**What to do**
Copy out all of the material, matching it word for word.

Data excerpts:
»»

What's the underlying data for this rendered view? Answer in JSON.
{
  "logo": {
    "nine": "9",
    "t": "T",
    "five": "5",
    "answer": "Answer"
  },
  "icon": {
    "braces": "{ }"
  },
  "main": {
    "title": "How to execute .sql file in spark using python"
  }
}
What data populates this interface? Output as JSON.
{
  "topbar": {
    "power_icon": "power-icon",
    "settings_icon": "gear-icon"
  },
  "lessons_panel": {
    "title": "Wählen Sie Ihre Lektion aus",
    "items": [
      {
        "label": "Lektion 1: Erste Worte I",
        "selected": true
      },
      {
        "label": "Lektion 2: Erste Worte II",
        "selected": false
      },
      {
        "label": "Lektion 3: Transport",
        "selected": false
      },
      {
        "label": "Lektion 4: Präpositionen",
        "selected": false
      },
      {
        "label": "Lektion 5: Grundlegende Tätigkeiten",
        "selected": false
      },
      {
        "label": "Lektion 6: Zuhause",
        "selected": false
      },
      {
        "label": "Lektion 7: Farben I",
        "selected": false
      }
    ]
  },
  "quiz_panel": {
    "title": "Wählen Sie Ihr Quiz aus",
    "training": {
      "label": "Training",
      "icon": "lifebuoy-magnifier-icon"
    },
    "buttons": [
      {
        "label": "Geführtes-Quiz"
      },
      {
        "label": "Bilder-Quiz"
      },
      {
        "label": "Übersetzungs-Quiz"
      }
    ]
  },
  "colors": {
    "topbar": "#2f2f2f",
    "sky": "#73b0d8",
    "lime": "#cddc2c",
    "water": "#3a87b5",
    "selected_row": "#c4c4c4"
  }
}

««

**Response for this exercise**
What's the underlying data for this rendered view? Answer in JSON.
{
  "logo": {
    "nine": "9",
    "t": "T",
    "five": "5",
    "answer": "Answer"
  },
  "icon": {
    "braces": "{ }"
  },
  "main": {
    "title": "How to execute .sql file in spark using python"
  }
}
What data populates this interface? Output as JSON.
{
  "topbar": {
    "power_icon": "power-icon",
    "settings_icon": "gear-icon"
  },
  "lessons_panel": {
    "title": "Wählen Sie Ihre Lektion aus",
    "items": [
      {
        "label": "Lektion 1: Erste Worte I",
        "selected": true
      },
      {
        "label": "Lektion 2: Erste Worte II",
        "selected": false
      },
      {
        "label": "Lektion 3: Transport",
        "selected": false
      },
      {
        "label": "Lektion 4: Präpositionen",
        "selected": false
      },
      {
        "label": "Lektion 5: Grundlegende Tätigkeiten",
        "selected": false
      },
      {
        "label": "Lektion 6: Zuhause",
        "selected": false
      },
      {
        "label": "Lektion 7: Farben I",
        "selected": false
      }
    ]
  },
  "quiz_panel": {
    "title": "Wählen Sie Ihr Quiz aus",
    "training": {
      "label": "Training",
      "icon": "lifebuoy-magnifier-icon"
    },
    "buttons": [
      {
        "label": "Geführtes-Quiz"
      },
      {
        "label": "Bilder-Quiz"
      },
      {
        "label": "Übersetzungs-Quiz"
      }
    ]
  },
  "colors": {
    "topbar": "#2f2f2f",
    "sky": "#73b0d8",
    "lime": "#cddc2c",
    "water": "#3a87b5",
    "selected_row": "#c4c4c4"
  }
}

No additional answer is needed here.